_GIVEN PROBLEM_.
Search the entries for the word "Bergheim" and pull out each line that has it.

Recorded data:

☆ ☆ ☆

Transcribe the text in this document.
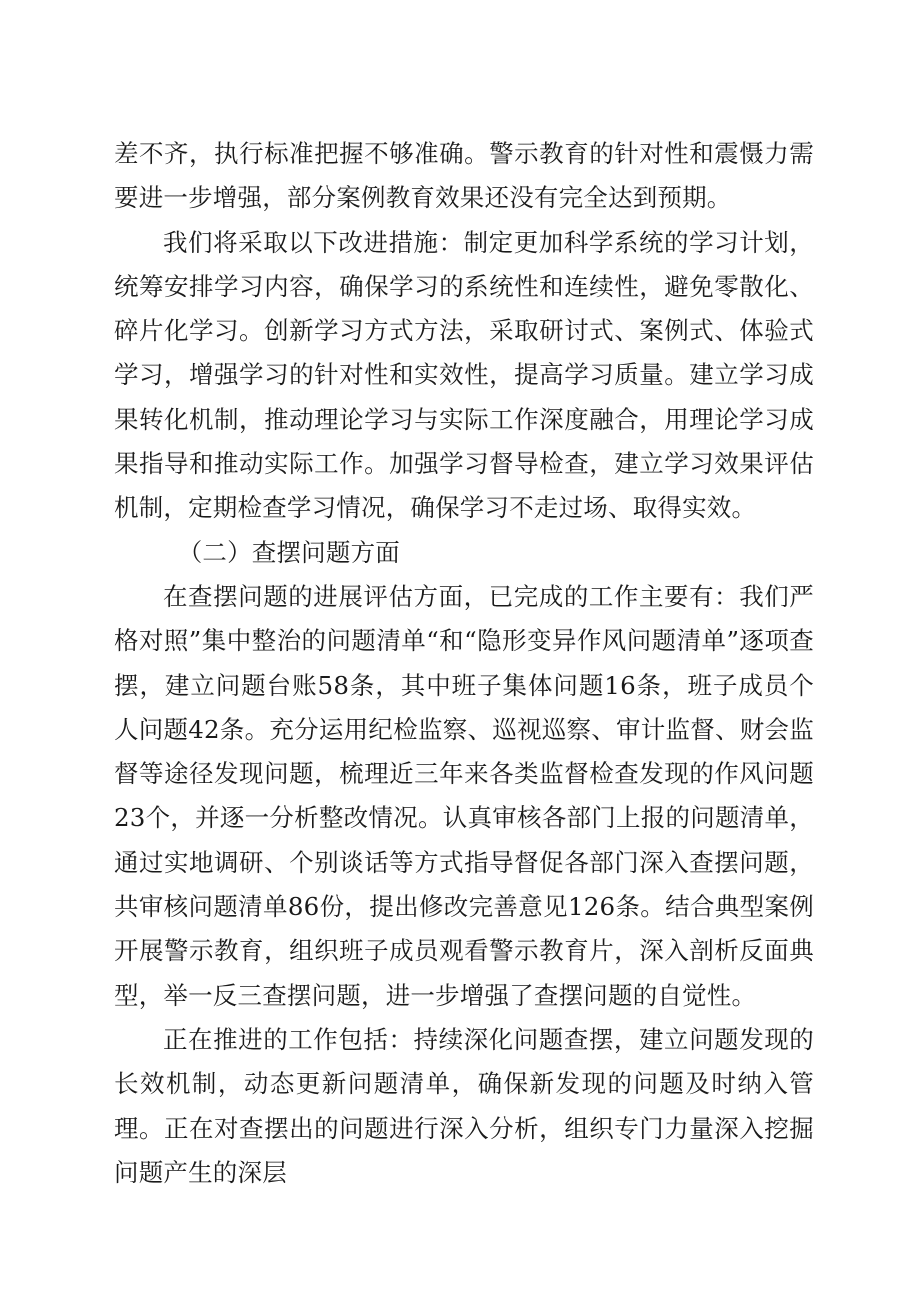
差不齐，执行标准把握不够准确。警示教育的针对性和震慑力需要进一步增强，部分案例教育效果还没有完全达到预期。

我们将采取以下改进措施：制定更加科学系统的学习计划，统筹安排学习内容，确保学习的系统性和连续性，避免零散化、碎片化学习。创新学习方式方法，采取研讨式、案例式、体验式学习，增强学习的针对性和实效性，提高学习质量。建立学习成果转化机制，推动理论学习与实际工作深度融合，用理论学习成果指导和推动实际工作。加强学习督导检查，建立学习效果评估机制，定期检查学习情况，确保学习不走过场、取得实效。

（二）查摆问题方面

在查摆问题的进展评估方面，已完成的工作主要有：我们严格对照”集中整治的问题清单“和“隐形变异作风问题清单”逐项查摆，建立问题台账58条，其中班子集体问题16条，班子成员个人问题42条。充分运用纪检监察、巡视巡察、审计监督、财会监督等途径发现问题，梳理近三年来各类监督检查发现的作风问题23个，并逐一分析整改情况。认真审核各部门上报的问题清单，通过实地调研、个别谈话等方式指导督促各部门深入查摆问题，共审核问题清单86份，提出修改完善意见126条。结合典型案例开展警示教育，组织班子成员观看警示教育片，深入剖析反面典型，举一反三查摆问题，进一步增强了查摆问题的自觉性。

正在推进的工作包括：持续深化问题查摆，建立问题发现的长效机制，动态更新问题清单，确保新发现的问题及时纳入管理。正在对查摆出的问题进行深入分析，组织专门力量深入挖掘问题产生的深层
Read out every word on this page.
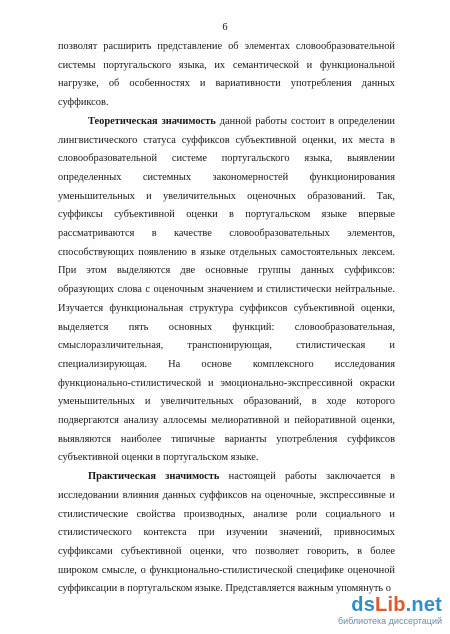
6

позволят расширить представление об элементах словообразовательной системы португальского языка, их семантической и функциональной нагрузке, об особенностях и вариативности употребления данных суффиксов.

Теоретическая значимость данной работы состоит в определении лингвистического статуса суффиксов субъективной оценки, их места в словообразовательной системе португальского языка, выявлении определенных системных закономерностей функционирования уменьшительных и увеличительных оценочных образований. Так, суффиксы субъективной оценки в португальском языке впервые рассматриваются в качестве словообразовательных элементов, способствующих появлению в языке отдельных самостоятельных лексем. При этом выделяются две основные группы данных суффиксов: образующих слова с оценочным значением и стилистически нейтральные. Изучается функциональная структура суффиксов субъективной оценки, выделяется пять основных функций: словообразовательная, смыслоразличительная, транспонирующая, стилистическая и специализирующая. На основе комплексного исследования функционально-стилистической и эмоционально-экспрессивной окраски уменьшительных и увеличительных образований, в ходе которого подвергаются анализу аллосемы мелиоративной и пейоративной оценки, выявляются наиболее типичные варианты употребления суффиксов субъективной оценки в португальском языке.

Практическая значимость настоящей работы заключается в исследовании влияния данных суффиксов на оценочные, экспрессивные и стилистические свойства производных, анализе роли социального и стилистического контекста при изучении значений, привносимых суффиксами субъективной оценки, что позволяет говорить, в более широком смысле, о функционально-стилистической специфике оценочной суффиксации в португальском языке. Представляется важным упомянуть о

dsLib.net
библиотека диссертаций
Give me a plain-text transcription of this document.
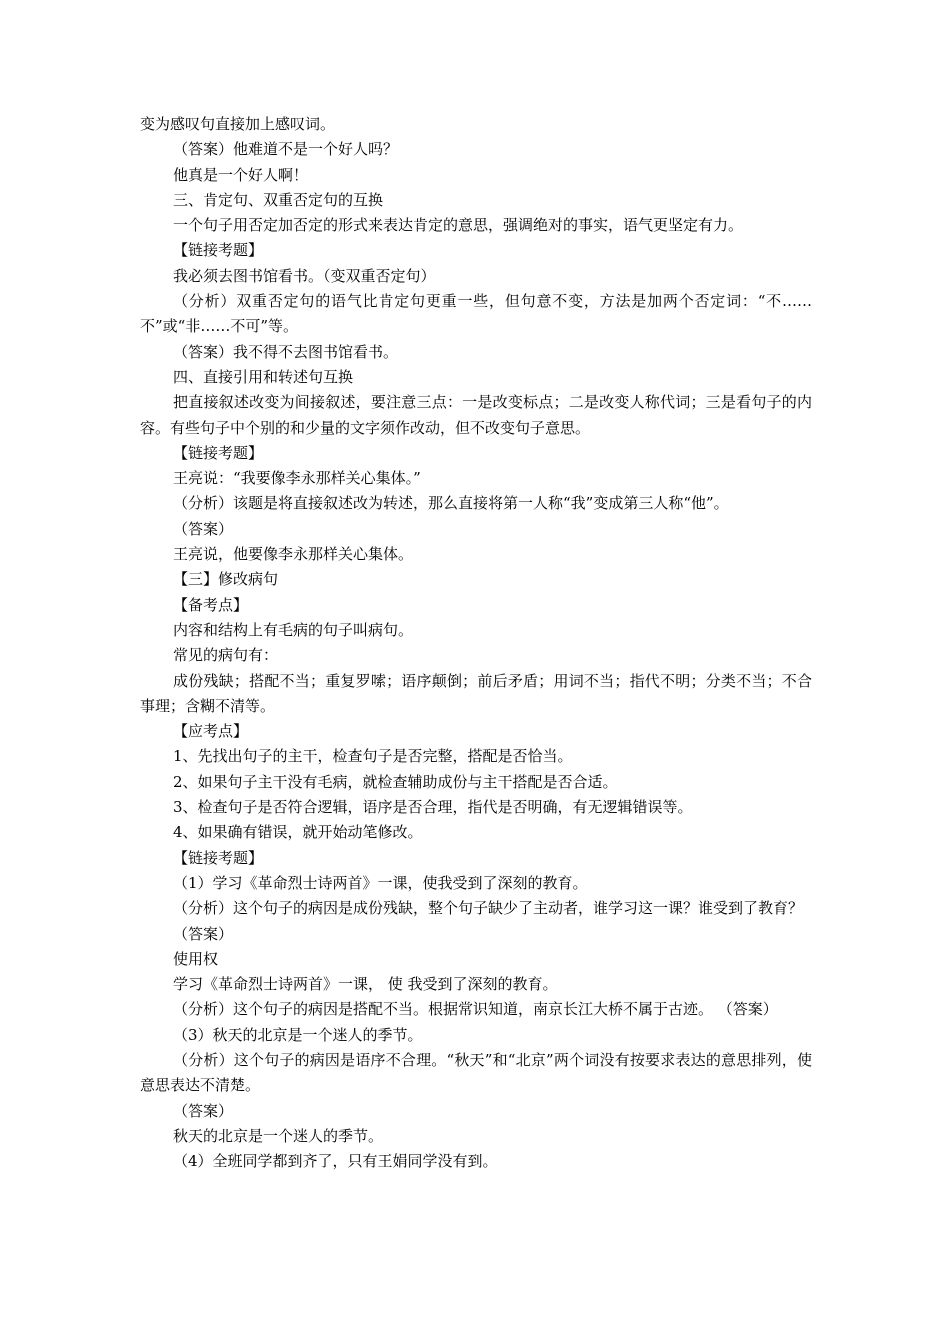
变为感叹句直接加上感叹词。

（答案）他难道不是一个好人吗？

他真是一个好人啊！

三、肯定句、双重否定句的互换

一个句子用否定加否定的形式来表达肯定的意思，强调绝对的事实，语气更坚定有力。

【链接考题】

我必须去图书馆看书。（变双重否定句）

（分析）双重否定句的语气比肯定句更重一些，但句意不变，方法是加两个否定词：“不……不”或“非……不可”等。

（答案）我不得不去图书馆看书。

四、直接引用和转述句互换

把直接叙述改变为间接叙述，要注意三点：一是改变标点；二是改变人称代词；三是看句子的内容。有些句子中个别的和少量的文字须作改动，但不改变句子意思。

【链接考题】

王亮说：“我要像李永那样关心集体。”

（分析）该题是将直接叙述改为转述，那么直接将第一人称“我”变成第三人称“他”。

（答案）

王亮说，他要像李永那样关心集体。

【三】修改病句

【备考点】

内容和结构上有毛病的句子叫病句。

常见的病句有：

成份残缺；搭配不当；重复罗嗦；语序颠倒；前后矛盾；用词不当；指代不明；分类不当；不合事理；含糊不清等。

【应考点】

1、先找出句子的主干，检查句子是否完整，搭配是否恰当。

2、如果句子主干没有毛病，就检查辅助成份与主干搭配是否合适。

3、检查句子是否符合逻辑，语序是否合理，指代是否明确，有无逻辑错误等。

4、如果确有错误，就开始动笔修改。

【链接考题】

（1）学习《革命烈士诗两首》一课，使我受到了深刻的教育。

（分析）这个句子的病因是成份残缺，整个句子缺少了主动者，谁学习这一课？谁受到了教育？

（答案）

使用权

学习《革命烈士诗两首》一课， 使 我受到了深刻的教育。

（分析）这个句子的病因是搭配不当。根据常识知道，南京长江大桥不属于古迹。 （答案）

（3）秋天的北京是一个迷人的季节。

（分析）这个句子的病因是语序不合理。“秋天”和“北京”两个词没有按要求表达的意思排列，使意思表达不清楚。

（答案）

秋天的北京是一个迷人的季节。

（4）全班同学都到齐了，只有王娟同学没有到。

☆ ☆ ☆

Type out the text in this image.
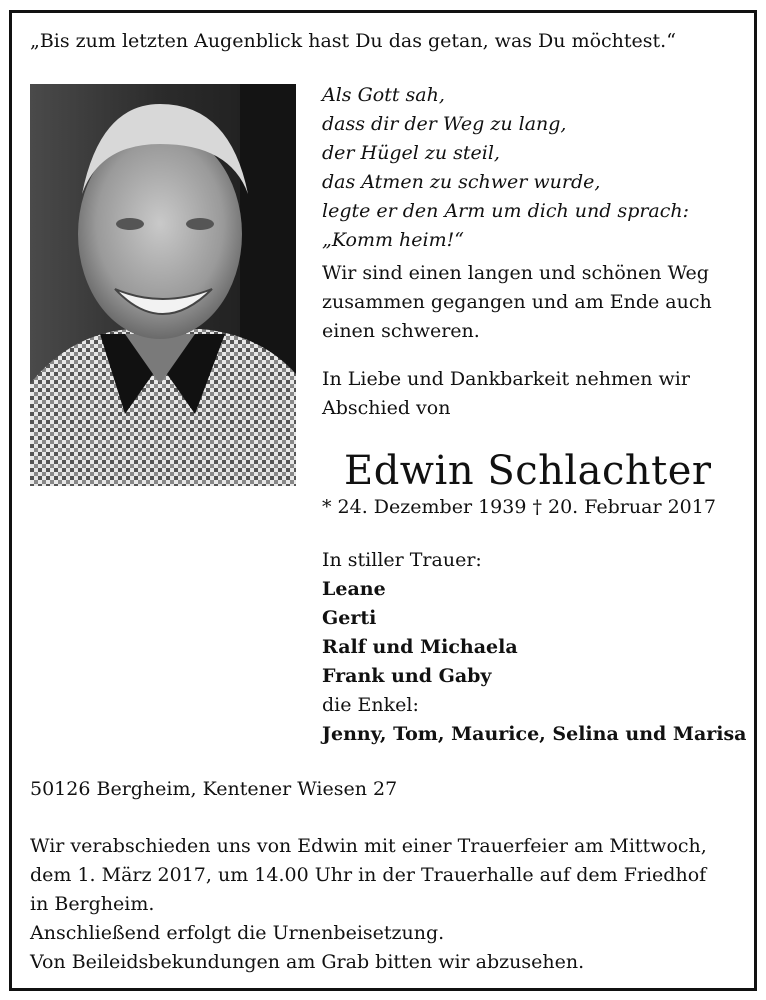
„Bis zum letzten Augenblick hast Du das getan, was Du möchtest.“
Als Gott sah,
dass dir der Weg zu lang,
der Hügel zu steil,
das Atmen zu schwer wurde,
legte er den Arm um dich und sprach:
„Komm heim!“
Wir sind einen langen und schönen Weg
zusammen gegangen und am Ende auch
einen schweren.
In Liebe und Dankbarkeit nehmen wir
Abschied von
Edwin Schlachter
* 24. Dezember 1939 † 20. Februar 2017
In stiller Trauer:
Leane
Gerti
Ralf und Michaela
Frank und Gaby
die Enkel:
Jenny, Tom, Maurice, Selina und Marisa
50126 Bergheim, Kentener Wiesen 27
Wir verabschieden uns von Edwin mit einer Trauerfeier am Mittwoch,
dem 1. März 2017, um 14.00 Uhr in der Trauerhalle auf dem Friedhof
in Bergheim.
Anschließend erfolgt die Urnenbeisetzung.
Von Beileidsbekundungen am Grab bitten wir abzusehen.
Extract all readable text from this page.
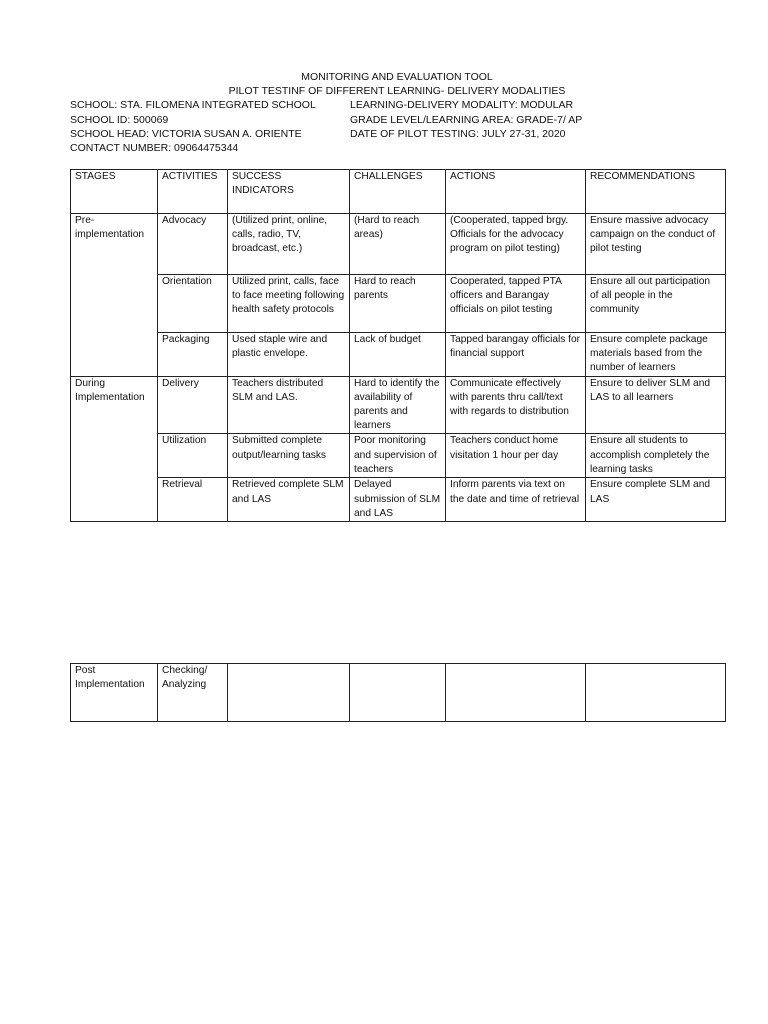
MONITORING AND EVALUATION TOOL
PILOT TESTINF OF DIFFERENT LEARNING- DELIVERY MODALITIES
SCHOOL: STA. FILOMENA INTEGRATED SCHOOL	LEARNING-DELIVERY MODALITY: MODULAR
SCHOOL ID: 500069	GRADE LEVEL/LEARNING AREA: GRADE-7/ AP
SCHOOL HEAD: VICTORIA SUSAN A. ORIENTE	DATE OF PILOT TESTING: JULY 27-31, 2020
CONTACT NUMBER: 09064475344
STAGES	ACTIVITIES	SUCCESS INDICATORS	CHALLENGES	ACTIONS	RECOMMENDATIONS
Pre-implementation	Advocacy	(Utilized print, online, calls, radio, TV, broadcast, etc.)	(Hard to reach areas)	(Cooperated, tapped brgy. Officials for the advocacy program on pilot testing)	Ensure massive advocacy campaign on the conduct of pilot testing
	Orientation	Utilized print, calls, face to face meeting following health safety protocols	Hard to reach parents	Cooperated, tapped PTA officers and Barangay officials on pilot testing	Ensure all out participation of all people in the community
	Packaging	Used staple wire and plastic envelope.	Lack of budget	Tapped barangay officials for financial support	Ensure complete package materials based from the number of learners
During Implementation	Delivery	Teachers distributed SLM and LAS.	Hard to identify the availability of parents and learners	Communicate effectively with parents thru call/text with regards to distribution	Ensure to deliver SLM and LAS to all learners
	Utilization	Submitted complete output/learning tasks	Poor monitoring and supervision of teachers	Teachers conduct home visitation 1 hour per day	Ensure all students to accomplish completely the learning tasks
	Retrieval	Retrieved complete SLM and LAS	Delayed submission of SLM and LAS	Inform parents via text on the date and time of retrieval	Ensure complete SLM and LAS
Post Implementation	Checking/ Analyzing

☆ ☆ ☆

_FINISHED TASK_.
50126 Bergheim, Kentener Wiesen 27
in Bergheim.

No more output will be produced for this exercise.